- Work instructions -
Look for the string "meeting" and copy every line that has it.

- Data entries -
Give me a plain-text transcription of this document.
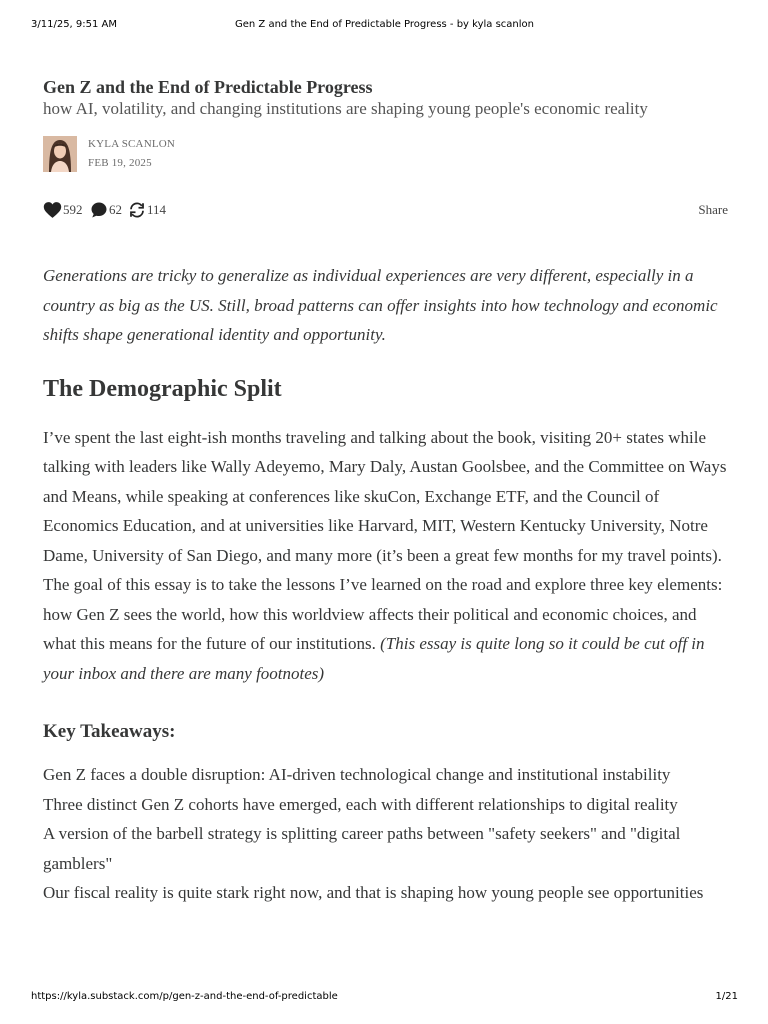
3/11/25, 9:51 AM	Gen Z and the End of Predictable Progress - by kyla scanlon
Gen Z and the End of Predictable Progress

how AI, volatility, and changing institutions are shaping young people's economic reality

KYLA SCANLON
FEB 19, 2025
592 62 114	Share

Generations are tricky to generalize as individual experiences are very different, especially in a country as big as the US. Still, broad patterns can offer insights into how technology and economic shifts shape generational identity and opportunity.

The Demographic Split

I’ve spent the last eight-ish months traveling and talking about the book, visiting 20+ states while talking with leaders like Wally Adeyemo, Mary Daly, Austan Goolsbee, and the Committee on Ways and Means, while speaking at conferences like skuCon, Exchange ETF, and the Council of Economics Education, and at universities like Harvard, MIT, Western Kentucky University, Notre Dame, University of San Diego, and many more (it’s been a great few months for my travel points).

The goal of this essay is to take the lessons I’ve learned on the road and explore three key elements: how Gen Z sees the world, how this worldview affects their political and economic choices, and what this means for the future of our institutions. (This essay is quite long so it could be cut off in your inbox and there are many footnotes)

Key Takeaways:
Gen Z faces a double disruption: AI-driven technological change and institutional instability
Three distinct Gen Z cohorts have emerged, each with different relationships to digital reality
A version of the barbell strategy is splitting career paths between "safety seekers" and "digital gamblers"
Our fiscal reality is quite stark right now, and that is shaping how young people see opportunities
https://kyla.substack.com/p/gen-z-and-the-end-of-predictable	1/21
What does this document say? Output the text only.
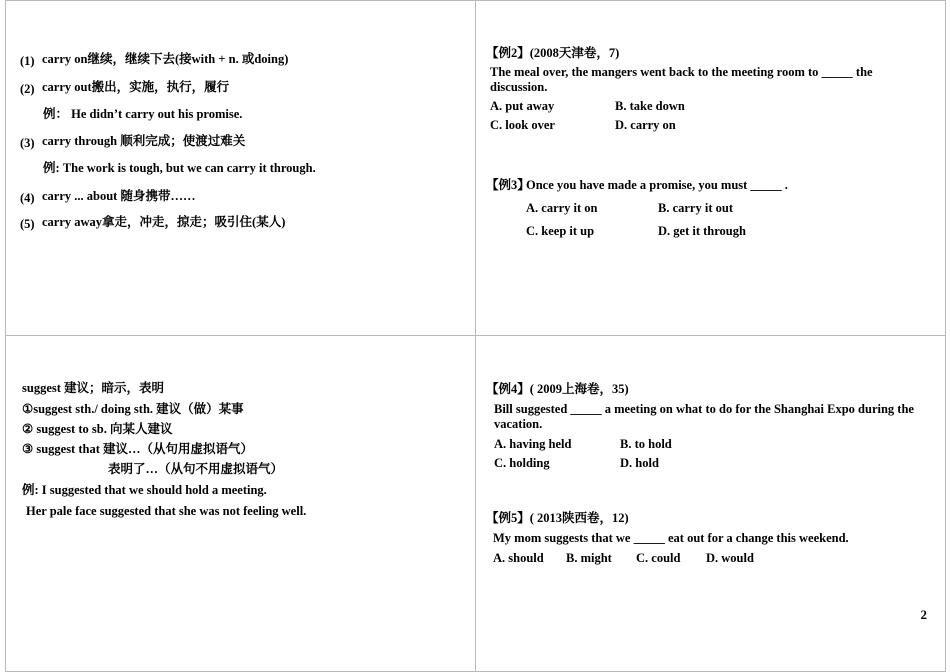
(1) carry on继续，继续下去(接with + n. 或doing)
(2) carry out搬出，实施，执行，履行
例： He didn’t carry out his promise.
(3) carry through 顺利完成；使渡过难关
例: The work is tough, but we can carry it through.
(4) carry ... about 随身携带……
(5) carry away拿走，冲走，掠走；吸引住(某人)
【例2】(2008天津卷，7)
The meal over, the mangers went back to the meeting room to _____ the discussion.
A. put away	B. take down
C. look over	D. carry on
【例3】
Once you have made a promise, you must _____ .
A. carry it on	B. carry it out
C. keep it up	D. get it through
suggest 建议；暗示，表明
①suggest sth./ doing sth. 建议（做）某事
② suggest to sb. 向某人建议
③ suggest that 建议…（从句用虚拟语气）
表明了…（从句不用虚拟语气）
例: I suggested that we should hold a meeting.
Her pale face suggested that she was not feeling well.
【例4】( 2009上海卷，35)
Bill suggested _____ a meeting on what to do for the Shanghai Expo during the vacation.
A. having held	B. to hold
C. holding	D. hold
【例5】( 2013陕西卷，12)
My mom suggests that we _____ eat out for a change this weekend.
A. should B. might C. could D. would
2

- Output for this task -
The meal over, the mangers went back to the meeting room to _____ the discussion.
例: I suggested that we should hold a meeting.
Bill suggested _____ a meeting on what to do for the Shanghai Expo during the vacation.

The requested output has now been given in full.